== Work to do ==
Copy out the lines that include the word "befindet".
··· Information shown
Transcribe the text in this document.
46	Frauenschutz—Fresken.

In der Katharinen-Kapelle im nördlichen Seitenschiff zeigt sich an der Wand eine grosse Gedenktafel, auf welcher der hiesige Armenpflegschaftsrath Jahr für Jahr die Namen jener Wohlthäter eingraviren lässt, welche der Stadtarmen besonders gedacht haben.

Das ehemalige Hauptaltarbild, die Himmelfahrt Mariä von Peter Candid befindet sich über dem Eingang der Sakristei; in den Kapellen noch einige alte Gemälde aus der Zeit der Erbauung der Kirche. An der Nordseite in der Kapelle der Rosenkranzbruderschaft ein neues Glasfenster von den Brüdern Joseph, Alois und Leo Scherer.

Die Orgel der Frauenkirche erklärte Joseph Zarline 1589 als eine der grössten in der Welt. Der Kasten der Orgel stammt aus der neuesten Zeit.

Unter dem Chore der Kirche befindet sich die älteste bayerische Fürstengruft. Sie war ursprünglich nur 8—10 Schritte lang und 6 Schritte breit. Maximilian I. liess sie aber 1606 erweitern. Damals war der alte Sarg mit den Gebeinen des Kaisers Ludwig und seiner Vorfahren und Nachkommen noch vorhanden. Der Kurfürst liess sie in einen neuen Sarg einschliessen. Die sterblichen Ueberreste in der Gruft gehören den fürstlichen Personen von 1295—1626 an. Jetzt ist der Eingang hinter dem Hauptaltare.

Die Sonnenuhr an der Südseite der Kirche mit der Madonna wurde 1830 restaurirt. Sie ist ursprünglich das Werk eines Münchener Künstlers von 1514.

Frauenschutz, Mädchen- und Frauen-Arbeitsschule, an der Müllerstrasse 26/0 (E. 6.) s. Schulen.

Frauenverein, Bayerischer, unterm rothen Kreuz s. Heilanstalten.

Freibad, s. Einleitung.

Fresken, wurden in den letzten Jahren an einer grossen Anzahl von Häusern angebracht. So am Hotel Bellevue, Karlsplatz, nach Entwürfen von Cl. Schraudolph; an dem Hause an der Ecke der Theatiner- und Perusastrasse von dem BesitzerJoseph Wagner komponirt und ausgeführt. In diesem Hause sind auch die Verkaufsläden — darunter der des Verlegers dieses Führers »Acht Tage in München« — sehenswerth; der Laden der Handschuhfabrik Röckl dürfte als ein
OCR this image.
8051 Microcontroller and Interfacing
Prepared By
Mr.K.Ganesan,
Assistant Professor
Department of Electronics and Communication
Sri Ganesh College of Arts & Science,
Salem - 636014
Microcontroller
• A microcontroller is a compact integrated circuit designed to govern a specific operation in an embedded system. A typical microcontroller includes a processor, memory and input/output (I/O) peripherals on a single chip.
······
== Solution ==
Das ehemalige Hauptaltarbild, die Himmelfahrt Mariä von Peter Candid befindet sich über dem Eingang der Sakristei; in den Kapellen noch einige alte Gemälde aus der Zeit der Erbauung der Kirche. An der Nordseite in der Kapelle der Rosenkranzbruderschaft ein neues Glasfenster von den Brüdern Joseph, Alois und Leo Scherer.
Unter dem Chore der Kirche befindet sich die älteste bayerische Fürstengruft. Sie war ursprünglich nur 8—10 Schritte lang und 6 Schritte breit. Maximilian I. liess sie aber 1606 erweitern. Damals war der alte Sarg mit den Gebeinen des Kaisers Ludwig und seiner Vorfahren und Nachkommen noch vorhanden. Der Kurfürst liess sie in einen neuen Sarg einschliessen. Die sterblichen Ueberreste in der Gruft gehören den fürstlichen Personen von 1295—1626 an. Jetzt ist der Eingang hinter dem Hauptaltare.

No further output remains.